#### Given task:
Your answer should be a single number: the count of lines that include the word "natural".

# # # # #

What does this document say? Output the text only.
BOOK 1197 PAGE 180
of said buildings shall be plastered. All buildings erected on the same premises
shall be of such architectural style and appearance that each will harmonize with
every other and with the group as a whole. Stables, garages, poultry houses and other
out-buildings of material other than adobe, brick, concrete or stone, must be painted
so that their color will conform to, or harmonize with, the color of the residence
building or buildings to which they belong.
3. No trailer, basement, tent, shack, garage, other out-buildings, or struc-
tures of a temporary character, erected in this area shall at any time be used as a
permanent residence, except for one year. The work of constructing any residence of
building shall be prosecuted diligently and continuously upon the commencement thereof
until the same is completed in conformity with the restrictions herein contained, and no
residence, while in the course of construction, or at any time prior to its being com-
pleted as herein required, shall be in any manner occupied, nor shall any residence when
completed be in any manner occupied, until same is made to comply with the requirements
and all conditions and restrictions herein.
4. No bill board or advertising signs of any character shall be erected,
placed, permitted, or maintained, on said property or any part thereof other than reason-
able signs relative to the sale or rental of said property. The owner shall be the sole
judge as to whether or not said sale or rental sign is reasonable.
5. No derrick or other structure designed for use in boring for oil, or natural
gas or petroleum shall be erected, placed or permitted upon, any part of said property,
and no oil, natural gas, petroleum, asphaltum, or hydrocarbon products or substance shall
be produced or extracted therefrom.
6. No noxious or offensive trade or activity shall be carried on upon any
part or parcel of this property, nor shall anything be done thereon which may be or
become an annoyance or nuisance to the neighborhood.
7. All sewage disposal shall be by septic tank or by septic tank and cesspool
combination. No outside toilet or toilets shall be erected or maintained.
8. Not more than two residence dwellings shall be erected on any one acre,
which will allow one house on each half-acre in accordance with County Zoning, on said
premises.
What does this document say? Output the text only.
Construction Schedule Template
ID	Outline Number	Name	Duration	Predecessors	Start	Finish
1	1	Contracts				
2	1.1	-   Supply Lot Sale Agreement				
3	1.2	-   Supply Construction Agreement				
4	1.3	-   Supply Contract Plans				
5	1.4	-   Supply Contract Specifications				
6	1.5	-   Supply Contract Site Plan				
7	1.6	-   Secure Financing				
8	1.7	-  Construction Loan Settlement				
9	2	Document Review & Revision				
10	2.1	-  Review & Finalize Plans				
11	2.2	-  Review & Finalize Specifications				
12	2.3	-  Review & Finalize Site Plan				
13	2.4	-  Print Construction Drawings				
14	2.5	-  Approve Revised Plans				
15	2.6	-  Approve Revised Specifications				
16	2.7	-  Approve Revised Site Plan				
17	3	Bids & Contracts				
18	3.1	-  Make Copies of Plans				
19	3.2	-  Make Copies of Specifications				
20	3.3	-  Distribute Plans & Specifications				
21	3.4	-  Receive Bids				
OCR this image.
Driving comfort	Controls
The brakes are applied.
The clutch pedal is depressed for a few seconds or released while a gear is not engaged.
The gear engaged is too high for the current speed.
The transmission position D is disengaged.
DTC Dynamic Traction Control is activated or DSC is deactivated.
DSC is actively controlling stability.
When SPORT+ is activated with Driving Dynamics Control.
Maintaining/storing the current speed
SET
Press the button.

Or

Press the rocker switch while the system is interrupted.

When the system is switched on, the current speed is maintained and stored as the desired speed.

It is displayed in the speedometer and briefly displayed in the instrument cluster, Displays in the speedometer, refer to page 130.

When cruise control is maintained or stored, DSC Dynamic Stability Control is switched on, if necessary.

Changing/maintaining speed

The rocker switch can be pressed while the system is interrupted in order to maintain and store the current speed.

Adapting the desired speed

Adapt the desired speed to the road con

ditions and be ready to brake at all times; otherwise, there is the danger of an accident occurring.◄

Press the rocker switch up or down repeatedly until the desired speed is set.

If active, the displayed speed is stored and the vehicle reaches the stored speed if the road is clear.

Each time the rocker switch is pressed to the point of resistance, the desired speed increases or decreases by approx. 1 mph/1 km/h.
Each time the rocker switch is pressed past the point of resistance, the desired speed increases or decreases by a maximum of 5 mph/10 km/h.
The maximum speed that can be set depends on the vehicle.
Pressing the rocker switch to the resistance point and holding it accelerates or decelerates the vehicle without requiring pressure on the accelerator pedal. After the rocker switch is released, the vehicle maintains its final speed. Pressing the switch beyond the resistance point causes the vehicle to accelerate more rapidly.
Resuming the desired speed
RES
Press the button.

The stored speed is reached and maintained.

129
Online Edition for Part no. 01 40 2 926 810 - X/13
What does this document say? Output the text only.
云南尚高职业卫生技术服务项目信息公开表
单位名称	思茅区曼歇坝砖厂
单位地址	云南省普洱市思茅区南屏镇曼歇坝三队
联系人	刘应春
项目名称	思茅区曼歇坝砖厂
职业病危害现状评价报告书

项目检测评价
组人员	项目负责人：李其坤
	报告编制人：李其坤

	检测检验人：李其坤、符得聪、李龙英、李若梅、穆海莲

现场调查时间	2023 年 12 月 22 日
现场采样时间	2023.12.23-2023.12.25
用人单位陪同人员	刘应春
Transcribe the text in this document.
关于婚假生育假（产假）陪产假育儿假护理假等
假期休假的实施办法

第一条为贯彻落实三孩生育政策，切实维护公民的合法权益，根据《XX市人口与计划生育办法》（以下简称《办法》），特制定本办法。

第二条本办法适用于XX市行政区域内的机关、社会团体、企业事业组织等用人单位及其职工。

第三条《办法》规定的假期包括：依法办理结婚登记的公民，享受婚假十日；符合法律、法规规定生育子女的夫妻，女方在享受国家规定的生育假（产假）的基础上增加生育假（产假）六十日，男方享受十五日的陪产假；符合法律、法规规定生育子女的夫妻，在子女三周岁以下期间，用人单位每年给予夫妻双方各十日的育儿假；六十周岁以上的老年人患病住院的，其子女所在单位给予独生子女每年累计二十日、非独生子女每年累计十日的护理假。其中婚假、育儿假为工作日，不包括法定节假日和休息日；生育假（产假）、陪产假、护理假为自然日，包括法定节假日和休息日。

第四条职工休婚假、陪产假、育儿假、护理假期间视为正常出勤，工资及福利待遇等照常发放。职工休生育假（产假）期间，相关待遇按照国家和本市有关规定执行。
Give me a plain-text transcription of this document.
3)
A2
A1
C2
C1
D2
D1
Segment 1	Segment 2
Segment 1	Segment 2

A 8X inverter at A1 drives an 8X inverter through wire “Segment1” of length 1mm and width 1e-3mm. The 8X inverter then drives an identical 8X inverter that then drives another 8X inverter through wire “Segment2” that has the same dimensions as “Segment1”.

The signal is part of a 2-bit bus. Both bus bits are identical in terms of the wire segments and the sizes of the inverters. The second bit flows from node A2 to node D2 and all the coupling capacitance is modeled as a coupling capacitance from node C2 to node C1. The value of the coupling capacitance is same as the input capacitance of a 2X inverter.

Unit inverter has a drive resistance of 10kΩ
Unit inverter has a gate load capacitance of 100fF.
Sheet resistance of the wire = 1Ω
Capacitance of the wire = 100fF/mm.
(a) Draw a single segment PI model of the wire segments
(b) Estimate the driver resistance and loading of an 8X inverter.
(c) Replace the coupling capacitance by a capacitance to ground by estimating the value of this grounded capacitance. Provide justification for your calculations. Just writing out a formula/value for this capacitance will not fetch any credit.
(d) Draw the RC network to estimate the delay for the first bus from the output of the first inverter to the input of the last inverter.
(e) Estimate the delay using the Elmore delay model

# # # # #

#### Worked solution:
2